### Aim of the exercise
Count how many lines contain "application" and reply with that number only.

[Data excerpts]
***

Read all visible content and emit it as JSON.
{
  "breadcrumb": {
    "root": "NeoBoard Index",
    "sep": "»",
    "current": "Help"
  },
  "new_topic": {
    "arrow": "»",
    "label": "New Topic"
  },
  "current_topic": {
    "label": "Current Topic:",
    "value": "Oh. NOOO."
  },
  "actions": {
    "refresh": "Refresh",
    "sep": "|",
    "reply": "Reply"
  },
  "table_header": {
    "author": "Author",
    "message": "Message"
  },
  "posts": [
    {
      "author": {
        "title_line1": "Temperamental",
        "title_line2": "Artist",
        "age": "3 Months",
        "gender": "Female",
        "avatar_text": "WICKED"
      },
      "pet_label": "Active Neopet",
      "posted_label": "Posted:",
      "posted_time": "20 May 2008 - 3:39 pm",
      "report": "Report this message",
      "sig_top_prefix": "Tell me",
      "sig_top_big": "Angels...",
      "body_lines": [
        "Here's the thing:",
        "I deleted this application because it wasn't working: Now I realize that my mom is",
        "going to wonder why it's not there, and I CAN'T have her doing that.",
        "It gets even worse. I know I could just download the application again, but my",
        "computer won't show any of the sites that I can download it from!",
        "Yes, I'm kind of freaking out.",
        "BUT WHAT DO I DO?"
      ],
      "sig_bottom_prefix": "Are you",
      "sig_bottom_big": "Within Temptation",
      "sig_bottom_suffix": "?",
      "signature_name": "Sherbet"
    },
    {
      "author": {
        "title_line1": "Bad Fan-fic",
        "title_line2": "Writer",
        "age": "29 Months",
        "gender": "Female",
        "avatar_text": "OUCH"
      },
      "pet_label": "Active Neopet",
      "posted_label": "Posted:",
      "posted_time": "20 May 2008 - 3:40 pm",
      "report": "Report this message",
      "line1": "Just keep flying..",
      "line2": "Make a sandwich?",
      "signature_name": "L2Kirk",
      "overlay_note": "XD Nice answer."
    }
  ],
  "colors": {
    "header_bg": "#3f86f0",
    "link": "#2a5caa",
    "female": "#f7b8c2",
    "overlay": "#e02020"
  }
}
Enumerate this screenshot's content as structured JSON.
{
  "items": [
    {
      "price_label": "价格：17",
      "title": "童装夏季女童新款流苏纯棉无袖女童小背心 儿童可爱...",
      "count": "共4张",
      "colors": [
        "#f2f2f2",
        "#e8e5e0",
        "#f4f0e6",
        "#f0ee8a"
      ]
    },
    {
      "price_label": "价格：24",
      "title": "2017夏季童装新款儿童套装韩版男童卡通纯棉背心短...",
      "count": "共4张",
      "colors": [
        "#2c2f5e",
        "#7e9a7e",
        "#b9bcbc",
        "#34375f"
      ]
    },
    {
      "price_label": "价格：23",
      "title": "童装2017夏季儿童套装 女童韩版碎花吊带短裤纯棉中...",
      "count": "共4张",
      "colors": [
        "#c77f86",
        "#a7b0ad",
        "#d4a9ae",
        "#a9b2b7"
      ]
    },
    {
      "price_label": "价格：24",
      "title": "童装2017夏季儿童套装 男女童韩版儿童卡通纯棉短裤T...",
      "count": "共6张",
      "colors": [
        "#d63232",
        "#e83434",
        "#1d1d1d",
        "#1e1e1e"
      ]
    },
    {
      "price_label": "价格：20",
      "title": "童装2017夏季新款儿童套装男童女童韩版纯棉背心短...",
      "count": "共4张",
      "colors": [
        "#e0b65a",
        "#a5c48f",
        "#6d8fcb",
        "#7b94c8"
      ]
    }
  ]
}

***

### Problem solution
2